→ **Trecho fornecido**:
Um avião do Exército da Colômbia com 125 militares a bordo caiu nesta segunda-feira (23) ao decolar de Puerto Leguízamo, no sul da região amazônica do país, perto da fronteira com o Peru.
Um militar informou à agência de notícias AFP ainda na noite desta segunda que ao menos 66 pessoas morreram. Entre elas, estão 58 soldados, seis membros da Força Aérea e dois policiais. Essa pessoa não confirmou a atualização no número de feridos.
Jhon Gabriel Molina, governador do departamento de Tupumayo, onde fica Puerto Leguízamo, havia confirmado anteriormente 34 mortes. O número de feridos, naquele momento, chegava a 70; 48 deles foram levados ao hospital militar central em Bogotá e outras 22 recebem tratamento em Puerto Leguízamo e na cidade de Florencia. A situação dos outros 21 militares a bordo ainda era desconhecida.
Inicialmente, o major-general Fernando Silva (equivalente a general de divisão no Brasil) afirmou que o avião tinha 114 passageiros e 11 tripulantes, com 48 feridos resgatadas dos destroços da aeronave, um Hercules C-130 da Lockheed Martin.
Algumas horas depois, o presidente do país, Gustavo Petro, anunciou em publicação no X que havia 1 morto e 77 feridos que foram levados a um hospital.
“O aeroporto [de Puerto Leguízamo] é pequeno e há grandes dificuldades” para a retirada das vítimas, disse Molina mais cedo, em vídeo compartilhado no Facebook.
O prefeito de Puerto Leguízamo, Luis Emilio Bustos Morales, também se referiu às condições do aeroporto do município afirmando que há vários problemas. “O aeroporto de Leguízamo tem condições particulares, muitas deficiências. Acreditamos que a pista seja muito curta”, disse.
Ele, porém, afirmou que ainda não era possível estabelecer se esse foi um fator relacionado ao acidente, que ainda não teve sua causa determinada. “Não posso dizer que o acidente tenha acontecido por isso, mas certamente nos faz um chamado à reflexão”, afirmou, segundo o portal Caracol Noticias.

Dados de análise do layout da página

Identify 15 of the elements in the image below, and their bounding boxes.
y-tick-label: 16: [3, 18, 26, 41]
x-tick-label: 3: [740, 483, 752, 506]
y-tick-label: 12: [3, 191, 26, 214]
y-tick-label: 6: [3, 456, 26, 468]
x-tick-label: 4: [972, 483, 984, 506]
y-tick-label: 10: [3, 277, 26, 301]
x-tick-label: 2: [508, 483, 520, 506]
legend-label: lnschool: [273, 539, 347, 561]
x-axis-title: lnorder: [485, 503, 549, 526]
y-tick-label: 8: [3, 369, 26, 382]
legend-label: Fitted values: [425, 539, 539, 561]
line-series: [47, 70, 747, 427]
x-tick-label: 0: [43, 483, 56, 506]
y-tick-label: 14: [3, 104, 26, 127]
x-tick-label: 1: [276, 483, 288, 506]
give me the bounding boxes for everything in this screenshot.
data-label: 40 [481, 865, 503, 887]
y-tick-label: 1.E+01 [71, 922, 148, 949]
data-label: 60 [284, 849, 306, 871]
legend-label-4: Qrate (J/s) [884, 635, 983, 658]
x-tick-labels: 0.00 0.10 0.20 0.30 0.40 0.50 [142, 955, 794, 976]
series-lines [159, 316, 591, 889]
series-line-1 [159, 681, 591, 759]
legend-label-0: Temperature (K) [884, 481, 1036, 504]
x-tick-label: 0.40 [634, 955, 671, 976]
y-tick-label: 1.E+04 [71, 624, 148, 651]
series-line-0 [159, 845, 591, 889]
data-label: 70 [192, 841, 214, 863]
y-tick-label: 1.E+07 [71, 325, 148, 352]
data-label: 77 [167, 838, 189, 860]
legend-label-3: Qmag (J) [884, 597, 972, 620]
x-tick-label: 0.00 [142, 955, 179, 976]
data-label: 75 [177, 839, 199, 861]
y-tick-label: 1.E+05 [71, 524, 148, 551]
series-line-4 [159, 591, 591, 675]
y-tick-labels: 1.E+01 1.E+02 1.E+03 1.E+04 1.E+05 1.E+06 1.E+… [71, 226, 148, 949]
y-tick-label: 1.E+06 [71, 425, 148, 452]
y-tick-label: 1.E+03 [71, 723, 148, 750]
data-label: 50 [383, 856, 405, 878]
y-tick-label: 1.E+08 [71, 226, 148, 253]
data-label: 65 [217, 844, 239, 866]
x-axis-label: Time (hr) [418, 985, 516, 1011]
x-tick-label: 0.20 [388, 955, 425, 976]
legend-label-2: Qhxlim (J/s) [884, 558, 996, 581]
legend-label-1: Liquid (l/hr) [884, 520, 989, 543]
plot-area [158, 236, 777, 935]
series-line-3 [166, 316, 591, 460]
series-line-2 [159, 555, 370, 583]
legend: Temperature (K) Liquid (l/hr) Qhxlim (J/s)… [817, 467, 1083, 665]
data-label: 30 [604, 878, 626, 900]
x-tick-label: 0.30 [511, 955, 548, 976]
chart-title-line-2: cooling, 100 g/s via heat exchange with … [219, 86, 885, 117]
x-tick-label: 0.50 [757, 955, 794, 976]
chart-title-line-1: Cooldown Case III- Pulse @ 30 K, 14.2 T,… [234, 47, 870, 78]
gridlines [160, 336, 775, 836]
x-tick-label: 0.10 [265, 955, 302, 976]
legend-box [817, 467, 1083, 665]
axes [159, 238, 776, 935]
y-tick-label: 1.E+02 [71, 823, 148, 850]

→ **Detalhes da tarefa**: Continue a notícia sobre a queda do avião do Exército da Colômbia, começando logo depois da última frase.

→ **Espaço da resposta**:
Antes, o ministro da Defesa, Pedro Arnulfo, prestou condolências às famílias das vítimas ao confirmar o acidente. “Expresso minhas mais sinceras condolências aos familiares dos afetados e, em respeito à sua dor, faço um apelo para evitar especulações até que haja informações oficiais”, disse. “É um evento profundamente doloroso para o país. Que nossas orações acompanhem e aliviem, ao menos em parte, a dor.”
O ministro colombiano afirmou ainda que “não há indícios de um ataque por atores ilegais”. “Como consequência do incêndio na aeronave, parte da munição transportada pela tropa foi detonada.”
Petro afirmou em um post no X que o acidente “nunca deveria ter acontecido”. Ele criticou supostos obstáculos burocráticos que teriam atrasado seus planos de modernizar as Forças Armadas. “Ao contrário das informações da imprensa, a força militar vem perdendo capacidade há 15 anos”, afirmou.
Os aviões Hercules C-130 foram lançados pela primeira vez na década de 1950, e a Colômbia adquiriu seus primeiros modelos no final dos anos 1960. Mais recentemente, o país modernizou algumas aeronaves mais antigas com modelos mais novos enviados pelos Estados Unidos, sob uma lei que permite a transferência de equipamentos militares usados ou excedentes.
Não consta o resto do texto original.